WRITTEN PROBLEM: Pull every line containing "Florence" from the entries.

RECORDS SUPPLIED:

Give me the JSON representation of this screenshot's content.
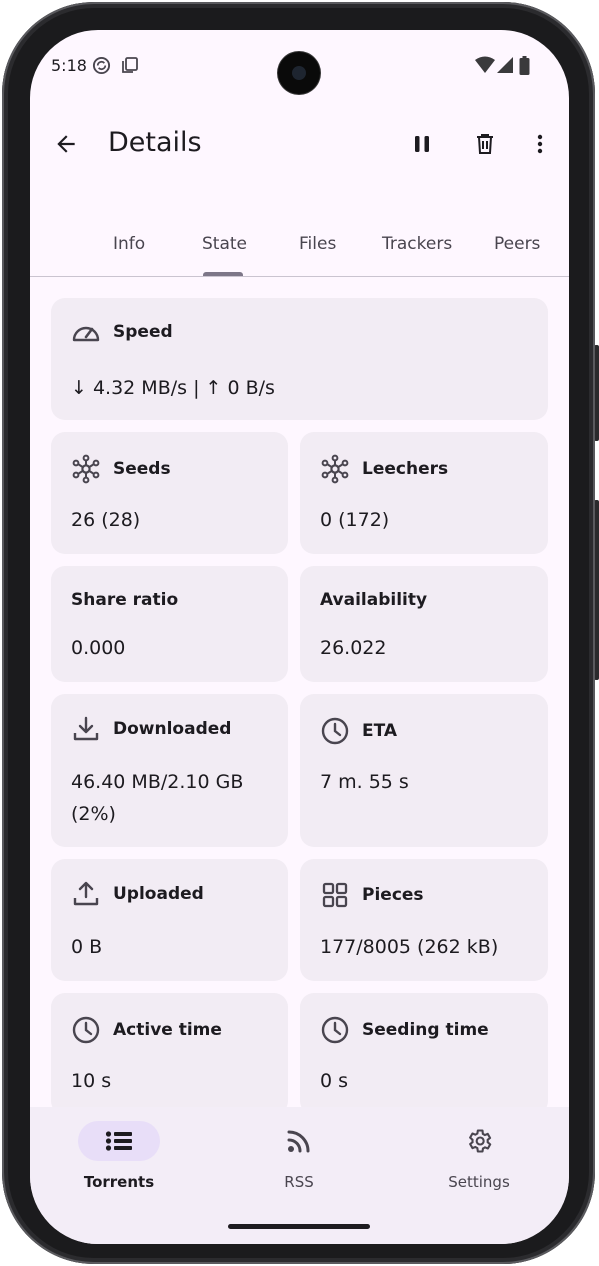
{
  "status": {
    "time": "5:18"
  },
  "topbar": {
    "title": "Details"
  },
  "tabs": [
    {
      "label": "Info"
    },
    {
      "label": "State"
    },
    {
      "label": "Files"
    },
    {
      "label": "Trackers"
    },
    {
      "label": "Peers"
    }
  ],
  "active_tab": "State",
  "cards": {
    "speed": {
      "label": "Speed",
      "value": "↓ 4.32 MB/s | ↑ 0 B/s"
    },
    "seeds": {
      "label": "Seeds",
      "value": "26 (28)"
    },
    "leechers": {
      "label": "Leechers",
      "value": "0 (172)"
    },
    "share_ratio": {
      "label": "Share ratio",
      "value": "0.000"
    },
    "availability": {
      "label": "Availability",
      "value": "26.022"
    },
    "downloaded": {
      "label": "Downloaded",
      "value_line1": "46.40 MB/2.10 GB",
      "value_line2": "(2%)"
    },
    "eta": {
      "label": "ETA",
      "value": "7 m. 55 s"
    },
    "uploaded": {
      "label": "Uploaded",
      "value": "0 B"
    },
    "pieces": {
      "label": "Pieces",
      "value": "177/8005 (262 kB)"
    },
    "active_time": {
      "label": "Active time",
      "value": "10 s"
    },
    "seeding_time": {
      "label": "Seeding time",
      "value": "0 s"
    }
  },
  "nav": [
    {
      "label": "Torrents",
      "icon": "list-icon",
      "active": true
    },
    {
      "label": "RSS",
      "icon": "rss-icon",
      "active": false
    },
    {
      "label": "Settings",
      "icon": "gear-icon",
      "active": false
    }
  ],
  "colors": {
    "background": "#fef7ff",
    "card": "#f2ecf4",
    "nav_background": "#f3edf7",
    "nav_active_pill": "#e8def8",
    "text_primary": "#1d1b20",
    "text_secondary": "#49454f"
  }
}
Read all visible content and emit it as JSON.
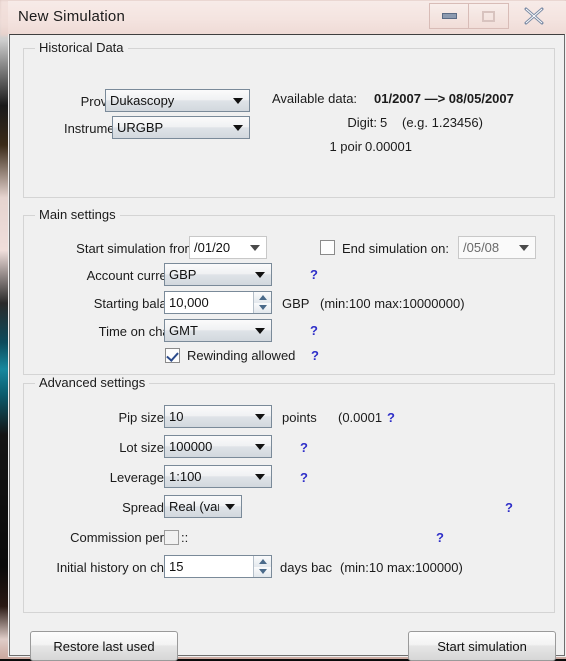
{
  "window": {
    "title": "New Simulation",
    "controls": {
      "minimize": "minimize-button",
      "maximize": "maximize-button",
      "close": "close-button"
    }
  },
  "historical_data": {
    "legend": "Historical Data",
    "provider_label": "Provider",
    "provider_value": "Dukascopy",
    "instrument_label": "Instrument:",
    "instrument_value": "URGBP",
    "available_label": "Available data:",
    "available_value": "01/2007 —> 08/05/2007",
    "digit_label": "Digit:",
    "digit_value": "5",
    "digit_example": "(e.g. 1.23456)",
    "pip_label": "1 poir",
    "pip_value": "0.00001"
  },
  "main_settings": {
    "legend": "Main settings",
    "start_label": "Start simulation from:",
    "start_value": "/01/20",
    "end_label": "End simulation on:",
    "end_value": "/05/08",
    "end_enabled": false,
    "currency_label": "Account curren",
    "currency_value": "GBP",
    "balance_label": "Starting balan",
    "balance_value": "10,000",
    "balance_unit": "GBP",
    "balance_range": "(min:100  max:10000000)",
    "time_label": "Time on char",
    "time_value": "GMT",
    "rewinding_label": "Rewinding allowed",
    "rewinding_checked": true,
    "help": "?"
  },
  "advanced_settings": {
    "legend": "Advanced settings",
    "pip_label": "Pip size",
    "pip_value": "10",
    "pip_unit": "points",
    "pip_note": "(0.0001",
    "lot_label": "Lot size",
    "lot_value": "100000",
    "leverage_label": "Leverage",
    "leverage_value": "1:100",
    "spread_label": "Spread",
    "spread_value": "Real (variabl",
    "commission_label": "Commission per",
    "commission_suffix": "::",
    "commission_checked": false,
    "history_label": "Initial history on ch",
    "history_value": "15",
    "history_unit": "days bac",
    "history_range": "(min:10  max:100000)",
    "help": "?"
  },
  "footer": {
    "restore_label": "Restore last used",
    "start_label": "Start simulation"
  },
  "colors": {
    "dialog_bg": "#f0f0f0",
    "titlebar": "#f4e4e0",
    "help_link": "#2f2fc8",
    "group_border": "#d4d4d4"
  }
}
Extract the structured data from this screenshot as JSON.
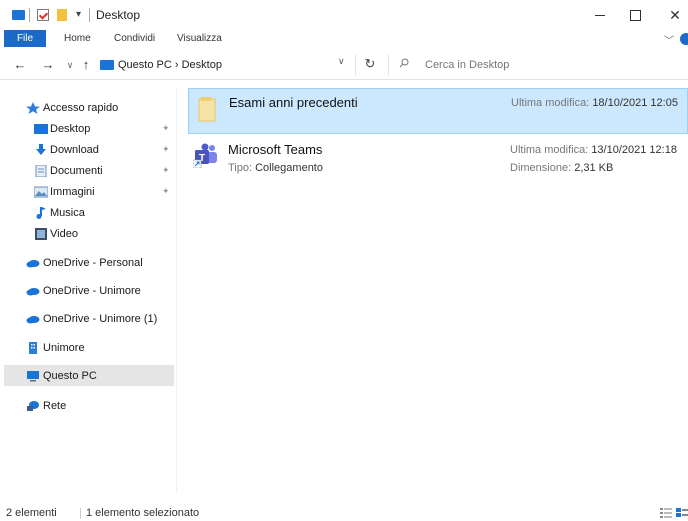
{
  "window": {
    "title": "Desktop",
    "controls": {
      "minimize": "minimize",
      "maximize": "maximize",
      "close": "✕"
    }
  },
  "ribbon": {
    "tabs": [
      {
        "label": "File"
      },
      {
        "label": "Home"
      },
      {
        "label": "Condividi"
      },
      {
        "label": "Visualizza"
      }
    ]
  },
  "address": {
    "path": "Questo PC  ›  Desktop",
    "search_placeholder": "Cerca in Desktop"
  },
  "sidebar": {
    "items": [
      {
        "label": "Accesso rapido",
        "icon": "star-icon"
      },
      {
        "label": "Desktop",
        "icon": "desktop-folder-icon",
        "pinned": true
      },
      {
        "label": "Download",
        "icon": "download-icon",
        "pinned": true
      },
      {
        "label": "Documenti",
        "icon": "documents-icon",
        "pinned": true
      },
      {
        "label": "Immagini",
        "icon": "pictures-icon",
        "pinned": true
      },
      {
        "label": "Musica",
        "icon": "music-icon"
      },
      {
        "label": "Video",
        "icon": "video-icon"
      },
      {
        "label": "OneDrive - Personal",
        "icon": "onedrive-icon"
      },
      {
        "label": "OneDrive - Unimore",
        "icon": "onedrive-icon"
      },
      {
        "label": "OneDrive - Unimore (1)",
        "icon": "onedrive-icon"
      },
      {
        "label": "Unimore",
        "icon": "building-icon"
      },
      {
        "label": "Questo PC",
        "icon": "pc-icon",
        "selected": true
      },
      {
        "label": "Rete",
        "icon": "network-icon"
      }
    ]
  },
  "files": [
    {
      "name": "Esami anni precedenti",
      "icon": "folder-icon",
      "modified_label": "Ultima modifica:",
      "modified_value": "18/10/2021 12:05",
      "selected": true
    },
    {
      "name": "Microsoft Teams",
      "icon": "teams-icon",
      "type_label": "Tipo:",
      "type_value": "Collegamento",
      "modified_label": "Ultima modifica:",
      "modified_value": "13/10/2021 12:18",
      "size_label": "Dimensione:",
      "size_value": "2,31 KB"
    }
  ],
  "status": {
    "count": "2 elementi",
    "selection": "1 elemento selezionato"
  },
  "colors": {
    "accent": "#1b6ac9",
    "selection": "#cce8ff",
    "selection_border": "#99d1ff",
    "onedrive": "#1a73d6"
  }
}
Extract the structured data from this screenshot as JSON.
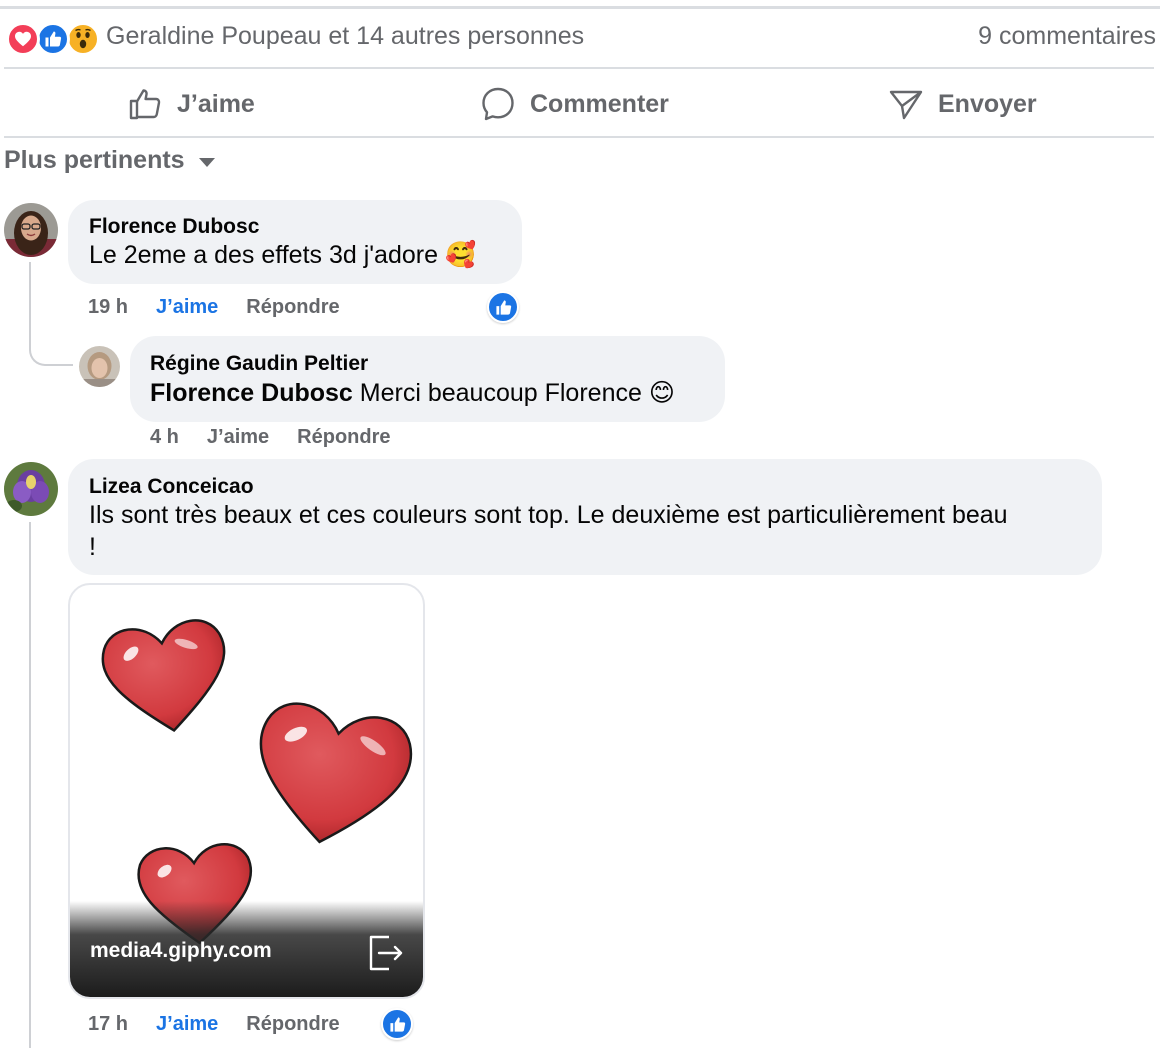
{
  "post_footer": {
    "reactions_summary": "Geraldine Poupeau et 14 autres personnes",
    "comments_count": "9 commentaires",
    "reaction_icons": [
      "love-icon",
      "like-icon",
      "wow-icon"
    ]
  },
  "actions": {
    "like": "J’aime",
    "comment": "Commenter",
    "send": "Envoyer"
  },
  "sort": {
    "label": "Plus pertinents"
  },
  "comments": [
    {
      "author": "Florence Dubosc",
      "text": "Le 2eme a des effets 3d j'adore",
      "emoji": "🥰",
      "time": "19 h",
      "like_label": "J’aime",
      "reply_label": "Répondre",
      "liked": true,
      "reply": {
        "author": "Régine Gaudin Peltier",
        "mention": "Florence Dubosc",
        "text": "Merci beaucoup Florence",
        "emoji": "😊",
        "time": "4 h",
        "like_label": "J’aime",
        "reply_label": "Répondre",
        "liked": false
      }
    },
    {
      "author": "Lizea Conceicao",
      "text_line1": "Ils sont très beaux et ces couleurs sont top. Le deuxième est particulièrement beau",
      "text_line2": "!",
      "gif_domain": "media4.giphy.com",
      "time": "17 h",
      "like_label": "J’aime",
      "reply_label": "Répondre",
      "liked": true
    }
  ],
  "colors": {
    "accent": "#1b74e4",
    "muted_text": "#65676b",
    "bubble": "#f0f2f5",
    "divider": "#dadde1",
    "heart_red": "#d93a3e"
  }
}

WRITTEN RESPONSE:
      "author": "Florence Dubosc",
        "mention": "Florence Dubosc",
        "text": "Merci beaucoup Florence",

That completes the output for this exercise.